Set task:
Isolate every line in the records below with "parts" in it.

Data for this task:
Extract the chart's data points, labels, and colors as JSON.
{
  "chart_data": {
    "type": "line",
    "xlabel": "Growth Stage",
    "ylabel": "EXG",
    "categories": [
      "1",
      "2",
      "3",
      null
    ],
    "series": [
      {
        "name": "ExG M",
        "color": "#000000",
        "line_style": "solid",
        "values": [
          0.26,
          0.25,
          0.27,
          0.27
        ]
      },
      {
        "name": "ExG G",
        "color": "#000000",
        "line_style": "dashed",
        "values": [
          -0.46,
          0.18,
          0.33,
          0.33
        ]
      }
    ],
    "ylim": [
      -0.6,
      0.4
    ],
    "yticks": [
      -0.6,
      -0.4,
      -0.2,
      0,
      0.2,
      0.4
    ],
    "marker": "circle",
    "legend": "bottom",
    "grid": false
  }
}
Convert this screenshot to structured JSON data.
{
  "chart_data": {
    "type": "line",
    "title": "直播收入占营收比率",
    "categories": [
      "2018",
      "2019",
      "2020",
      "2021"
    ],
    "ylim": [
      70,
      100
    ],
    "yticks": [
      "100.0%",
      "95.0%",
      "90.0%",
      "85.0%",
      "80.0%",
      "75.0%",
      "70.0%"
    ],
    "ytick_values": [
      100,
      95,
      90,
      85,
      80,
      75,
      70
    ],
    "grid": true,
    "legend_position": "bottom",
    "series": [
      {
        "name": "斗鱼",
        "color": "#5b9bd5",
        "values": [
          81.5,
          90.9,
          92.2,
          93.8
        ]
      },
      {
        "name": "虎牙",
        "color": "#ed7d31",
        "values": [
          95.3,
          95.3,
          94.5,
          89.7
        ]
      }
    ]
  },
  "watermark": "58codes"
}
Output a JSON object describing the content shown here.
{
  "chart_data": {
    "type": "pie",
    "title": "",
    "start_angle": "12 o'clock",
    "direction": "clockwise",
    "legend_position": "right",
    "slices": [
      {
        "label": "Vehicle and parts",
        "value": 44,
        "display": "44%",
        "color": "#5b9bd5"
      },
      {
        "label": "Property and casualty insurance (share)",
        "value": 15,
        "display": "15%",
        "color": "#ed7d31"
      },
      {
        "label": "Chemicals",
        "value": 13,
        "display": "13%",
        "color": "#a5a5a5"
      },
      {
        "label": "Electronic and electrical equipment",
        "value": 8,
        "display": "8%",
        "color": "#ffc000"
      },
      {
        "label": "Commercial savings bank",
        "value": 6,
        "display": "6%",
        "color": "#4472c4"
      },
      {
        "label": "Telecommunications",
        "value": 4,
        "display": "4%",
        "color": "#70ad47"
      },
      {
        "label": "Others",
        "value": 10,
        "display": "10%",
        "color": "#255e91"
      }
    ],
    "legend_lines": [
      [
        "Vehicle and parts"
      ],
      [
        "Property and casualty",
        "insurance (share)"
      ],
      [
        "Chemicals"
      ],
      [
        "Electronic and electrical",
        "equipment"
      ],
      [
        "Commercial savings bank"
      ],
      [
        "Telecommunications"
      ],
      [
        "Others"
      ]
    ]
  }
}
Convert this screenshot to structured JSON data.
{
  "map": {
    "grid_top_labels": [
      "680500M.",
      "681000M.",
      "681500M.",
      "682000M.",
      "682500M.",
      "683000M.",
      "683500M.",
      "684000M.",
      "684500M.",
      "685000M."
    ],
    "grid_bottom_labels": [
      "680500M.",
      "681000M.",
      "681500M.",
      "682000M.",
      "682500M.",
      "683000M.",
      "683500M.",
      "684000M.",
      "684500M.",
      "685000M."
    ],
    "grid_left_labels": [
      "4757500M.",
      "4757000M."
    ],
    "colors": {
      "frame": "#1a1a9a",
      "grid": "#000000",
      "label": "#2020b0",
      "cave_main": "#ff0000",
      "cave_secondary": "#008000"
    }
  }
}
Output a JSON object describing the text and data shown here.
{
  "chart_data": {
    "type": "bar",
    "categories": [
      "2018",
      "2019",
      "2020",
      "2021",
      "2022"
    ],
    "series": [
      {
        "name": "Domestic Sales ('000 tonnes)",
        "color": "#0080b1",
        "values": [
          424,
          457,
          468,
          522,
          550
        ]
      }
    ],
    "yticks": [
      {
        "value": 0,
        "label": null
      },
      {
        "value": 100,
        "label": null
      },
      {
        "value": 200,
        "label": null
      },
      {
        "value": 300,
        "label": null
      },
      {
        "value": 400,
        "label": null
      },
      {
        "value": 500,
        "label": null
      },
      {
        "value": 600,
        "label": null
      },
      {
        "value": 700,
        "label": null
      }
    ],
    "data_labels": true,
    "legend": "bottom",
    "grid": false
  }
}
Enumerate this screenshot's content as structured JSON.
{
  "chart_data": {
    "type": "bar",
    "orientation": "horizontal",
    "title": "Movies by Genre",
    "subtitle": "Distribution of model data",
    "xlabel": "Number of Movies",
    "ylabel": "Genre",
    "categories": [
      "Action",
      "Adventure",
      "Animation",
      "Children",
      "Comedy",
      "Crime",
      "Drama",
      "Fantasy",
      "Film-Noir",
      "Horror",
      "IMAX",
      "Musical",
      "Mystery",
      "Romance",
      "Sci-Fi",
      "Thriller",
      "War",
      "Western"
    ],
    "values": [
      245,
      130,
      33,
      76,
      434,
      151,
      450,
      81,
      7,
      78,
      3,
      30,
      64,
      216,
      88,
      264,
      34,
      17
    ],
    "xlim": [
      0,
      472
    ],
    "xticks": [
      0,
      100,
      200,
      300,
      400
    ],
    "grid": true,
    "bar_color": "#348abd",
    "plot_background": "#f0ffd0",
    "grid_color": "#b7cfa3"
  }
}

Exercise answer:
        "label": "Vehicle and parts",
        "Vehicle and parts"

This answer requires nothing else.